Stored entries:

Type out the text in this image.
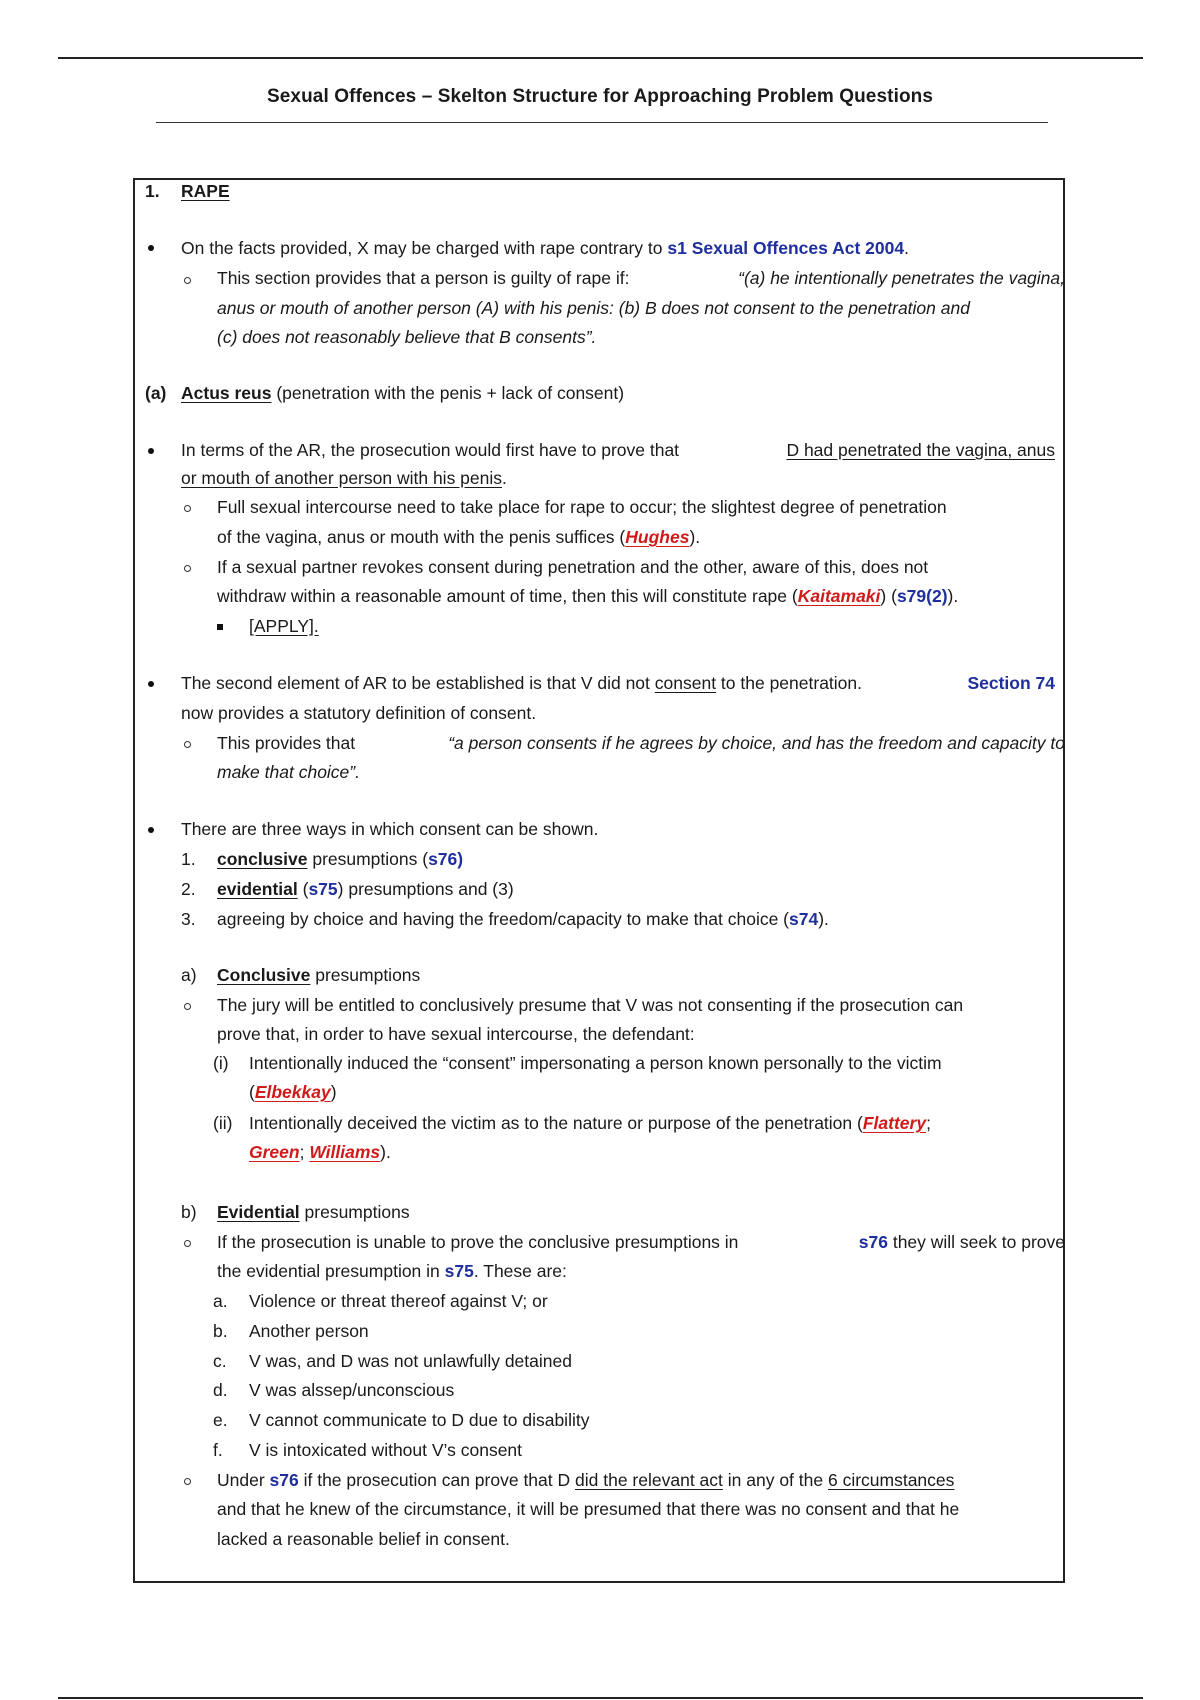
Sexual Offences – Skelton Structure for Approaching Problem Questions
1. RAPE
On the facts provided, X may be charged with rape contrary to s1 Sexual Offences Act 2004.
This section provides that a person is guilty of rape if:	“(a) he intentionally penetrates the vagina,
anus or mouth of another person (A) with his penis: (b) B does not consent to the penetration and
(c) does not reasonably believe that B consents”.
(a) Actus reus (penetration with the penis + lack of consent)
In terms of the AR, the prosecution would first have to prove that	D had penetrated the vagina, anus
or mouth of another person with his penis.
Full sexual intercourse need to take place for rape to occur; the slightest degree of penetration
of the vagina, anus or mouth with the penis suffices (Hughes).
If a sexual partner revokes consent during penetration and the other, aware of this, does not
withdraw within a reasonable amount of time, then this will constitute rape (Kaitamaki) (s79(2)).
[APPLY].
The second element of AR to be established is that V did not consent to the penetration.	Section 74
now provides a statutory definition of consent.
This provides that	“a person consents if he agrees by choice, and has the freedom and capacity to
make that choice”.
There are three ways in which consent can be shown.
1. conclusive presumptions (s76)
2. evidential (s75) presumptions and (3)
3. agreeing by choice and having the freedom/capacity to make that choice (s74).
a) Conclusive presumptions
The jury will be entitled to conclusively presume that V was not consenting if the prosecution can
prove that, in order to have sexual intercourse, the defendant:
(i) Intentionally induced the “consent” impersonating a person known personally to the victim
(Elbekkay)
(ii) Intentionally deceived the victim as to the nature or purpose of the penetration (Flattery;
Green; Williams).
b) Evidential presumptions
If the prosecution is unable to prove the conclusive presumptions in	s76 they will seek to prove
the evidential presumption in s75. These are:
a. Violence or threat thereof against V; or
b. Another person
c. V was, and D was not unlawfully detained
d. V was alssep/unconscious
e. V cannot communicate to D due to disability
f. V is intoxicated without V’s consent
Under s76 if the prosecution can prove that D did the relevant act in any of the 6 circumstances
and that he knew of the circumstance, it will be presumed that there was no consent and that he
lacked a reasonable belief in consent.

--

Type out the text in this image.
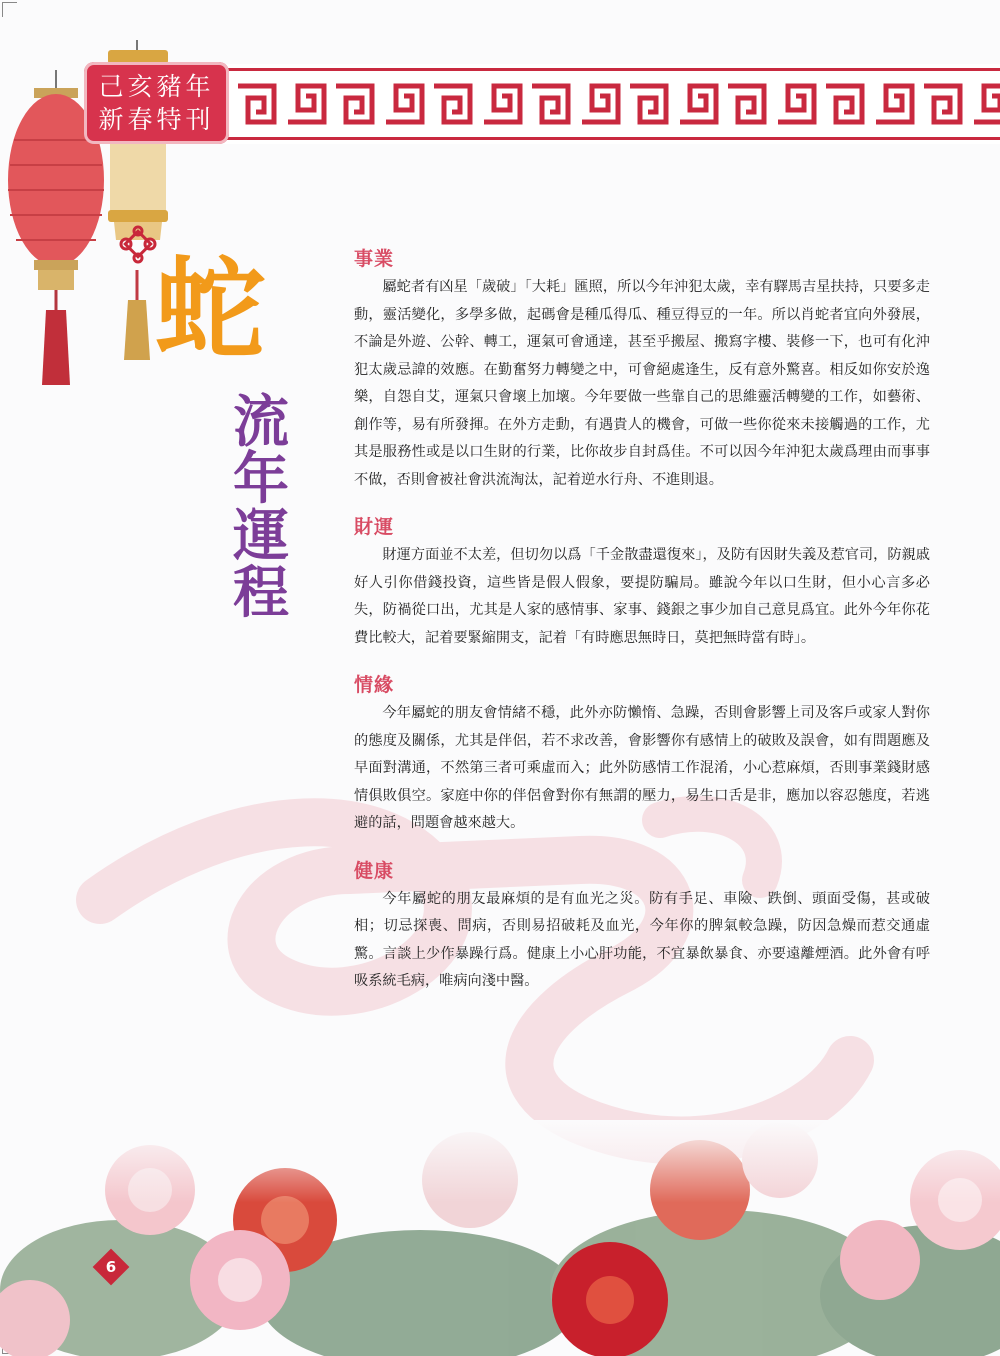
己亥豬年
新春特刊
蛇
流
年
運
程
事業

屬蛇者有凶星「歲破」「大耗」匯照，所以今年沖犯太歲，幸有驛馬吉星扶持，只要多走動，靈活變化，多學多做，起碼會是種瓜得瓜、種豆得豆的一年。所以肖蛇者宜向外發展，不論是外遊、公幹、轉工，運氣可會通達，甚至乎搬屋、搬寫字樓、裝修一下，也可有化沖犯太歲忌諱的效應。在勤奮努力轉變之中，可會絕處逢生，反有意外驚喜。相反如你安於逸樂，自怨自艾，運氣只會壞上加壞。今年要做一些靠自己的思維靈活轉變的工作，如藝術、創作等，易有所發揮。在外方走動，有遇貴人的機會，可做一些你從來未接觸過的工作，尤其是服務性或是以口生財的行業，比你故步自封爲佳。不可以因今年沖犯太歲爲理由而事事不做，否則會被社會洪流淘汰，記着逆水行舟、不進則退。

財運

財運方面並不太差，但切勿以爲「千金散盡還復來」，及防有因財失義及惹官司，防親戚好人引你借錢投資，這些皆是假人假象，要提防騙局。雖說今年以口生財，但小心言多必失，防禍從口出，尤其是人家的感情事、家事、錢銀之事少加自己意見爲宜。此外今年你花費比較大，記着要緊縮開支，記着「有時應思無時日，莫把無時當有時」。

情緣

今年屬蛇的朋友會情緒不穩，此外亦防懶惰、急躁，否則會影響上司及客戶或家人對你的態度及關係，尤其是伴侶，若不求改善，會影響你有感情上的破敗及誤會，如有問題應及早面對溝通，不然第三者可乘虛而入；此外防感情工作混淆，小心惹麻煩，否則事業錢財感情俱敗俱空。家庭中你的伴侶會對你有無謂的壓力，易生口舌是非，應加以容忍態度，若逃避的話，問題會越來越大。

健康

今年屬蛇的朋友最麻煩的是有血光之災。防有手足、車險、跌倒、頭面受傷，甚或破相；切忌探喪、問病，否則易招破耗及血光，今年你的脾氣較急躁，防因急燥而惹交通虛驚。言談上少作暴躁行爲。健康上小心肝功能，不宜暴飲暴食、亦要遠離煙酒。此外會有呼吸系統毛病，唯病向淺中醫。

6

### [DESCRIPTION OF THE TASK]
Pull out all lines of the data with the string "freedom".

### [REPLY]
This provides that	“a person consents if he agrees by choice, and has the freedom and capacity to
3. agreeing by choice and having the freedom/capacity to make that choice (s74).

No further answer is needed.